··· Exercise data ···

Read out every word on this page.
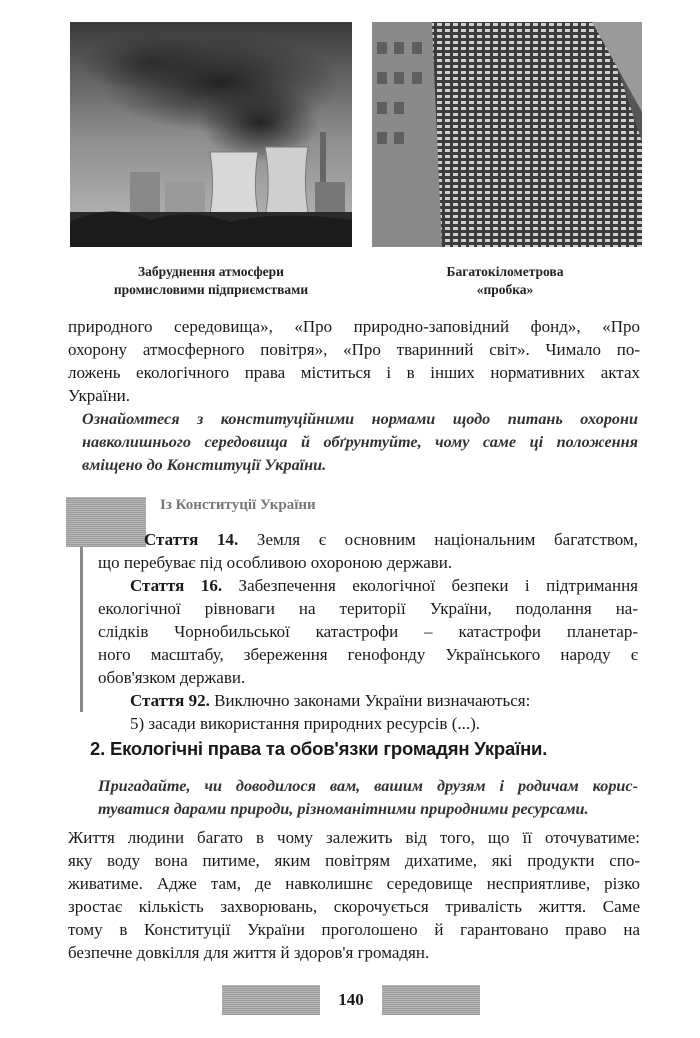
Забруднення атмосфери
промисловими підприємствами
Багатокілометрова
«пробка»
природного середовища», «Про природно-заповідний фонд», «Про
охорону атмосферного повітря», «Про тваринний світ». Чимало по-
ложень екологічного права міститься і в інших нормативних актах
України.
Ознайомтеся з конституційними нормами щодо питань охорони
навколишнього середовища й обґрунтуйте, чому саме ці положення
вміщено до Конституції України.
Із Конституції України
Стаття 14. Земля є основним національним багатством,
що перебуває під особливою охороною держави.
Стаття 16. Забезпечення екологічної безпеки і підтримання
екологічної рівноваги на території України, подолання на-
слідків Чорнобильської катастрофи – катастрофи планетар-
ного масштабу, збереження генофонду Українського народу є
обов'язком держави.
Стаття 92. Виключно законами України визначаються:
5) засади використання природних ресурсів (...).
2. Екологічні права та обов'язки громадян України.
Пригадайте, чи доводилося вам, вашим друзям і родичам корис-
туватися дарами природи, різноманітними природними ресурсами.
Життя людини багато в чому залежить від того, що її оточуватиме:
яку воду вона питиме, яким повітрям дихатиме, які продукти спо-
живатиме. Адже там, де навколишнє середовище несприятливе, різко
зростає кількість захворювань, скорочується тривалість життя. Саме
тому в Конституції України проголошено й гарантовано право на
безпечне довкілля для життя й здоров'я громадян.
140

···

• **Prompt**: Give every record back exactly as it reads, with no images.

• **The response**:
Read out every word on this page.
Забруднення атмосфери
промисловими підприємствами
Багатокілометрова
«пробка»
природного середовища», «Про природно-заповідний фонд», «Про
охорону атмосферного повітря», «Про тваринний світ». Чимало по-
ложень екологічного права міститься і в інших нормативних актах
України.
Ознайомтеся з конституційними нормами щодо питань охорони
навколишнього середовища й обґрунтуйте, чому саме ці положення
вміщено до Конституції України.
Із Конституції України
Стаття 14. Земля є основним національним багатством,
що перебуває під особливою охороною держави.
Стаття 16. Забезпечення екологічної безпеки і підтримання
екологічної рівноваги на території України, подолання на-
слідків Чорнобильської катастрофи – катастрофи планетар-
ного масштабу, збереження генофонду Українського народу є
обов'язком держави.
Стаття 92. Виключно законами України визначаються:
5) засади використання природних ресурсів (...).
2. Екологічні права та обов'язки громадян України.
Пригадайте, чи доводилося вам, вашим друзям і родичам корис-
туватися дарами природи, різноманітними природними ресурсами.
Життя людини багато в чому залежить від того, що її оточуватиме:
яку воду вона питиме, яким повітрям дихатиме, які продукти спо-
живатиме. Адже там, де навколишнє середовище несприятливе, різко
зростає кількість захворювань, скорочується тривалість життя. Саме
тому в Конституції України проголошено й гарантовано право на
безпечне довкілля для життя й здоров'я громадян.
140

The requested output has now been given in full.